Give only the number of lines that contain the word "text".

=== TASK DATA ===

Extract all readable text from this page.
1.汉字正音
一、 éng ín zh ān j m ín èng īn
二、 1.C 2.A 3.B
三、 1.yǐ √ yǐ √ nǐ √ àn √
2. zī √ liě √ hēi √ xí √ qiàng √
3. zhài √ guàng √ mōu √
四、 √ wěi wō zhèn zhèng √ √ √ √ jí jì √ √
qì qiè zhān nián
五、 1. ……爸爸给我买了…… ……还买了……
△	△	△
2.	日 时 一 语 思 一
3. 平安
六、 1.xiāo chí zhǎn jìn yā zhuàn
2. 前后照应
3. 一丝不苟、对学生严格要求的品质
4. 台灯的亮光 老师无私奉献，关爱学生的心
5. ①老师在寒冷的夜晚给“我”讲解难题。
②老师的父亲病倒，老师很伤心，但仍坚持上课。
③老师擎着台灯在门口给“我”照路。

===
=== TASK DATA ===

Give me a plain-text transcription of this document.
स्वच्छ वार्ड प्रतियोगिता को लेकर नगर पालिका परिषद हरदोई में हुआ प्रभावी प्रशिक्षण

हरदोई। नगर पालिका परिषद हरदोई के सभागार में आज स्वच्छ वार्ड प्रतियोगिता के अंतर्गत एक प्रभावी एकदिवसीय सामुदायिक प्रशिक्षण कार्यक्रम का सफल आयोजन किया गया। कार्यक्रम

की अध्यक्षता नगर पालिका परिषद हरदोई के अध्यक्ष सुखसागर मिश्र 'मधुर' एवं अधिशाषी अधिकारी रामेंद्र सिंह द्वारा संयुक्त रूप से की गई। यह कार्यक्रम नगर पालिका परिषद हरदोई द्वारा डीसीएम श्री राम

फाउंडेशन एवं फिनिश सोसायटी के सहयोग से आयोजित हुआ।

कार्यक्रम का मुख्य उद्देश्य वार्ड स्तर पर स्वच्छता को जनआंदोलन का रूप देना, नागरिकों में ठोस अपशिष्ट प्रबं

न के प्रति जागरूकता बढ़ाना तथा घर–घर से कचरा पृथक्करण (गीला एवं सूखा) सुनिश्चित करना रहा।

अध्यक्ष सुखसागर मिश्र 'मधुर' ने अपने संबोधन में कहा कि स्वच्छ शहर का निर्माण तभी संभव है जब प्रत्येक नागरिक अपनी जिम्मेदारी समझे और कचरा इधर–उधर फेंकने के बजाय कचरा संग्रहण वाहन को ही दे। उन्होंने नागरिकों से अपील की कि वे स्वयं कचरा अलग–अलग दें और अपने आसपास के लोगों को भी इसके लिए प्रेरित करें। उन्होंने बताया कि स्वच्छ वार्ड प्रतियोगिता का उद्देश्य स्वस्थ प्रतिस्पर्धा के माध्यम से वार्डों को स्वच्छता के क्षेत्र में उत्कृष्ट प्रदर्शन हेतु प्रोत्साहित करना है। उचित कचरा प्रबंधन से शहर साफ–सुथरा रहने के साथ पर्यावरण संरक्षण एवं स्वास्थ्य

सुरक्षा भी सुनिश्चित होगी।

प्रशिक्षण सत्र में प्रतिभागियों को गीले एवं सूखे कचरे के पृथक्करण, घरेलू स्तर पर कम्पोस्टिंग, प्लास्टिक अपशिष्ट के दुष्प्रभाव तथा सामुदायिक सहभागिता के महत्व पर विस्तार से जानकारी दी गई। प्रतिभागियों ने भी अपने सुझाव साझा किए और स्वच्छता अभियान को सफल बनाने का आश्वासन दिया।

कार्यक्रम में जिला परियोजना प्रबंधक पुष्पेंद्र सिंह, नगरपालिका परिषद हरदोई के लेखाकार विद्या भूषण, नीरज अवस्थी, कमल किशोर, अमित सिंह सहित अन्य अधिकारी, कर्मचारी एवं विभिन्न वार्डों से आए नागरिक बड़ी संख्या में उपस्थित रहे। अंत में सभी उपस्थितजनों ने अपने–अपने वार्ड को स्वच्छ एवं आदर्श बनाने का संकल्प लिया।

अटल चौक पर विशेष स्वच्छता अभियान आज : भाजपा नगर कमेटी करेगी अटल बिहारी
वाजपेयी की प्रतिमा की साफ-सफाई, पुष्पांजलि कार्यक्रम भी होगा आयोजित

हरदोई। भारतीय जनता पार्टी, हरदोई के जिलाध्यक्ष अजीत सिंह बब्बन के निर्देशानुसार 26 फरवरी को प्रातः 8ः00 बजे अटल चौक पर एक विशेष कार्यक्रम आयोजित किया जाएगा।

===

● **WRITTEN REPLY**:
2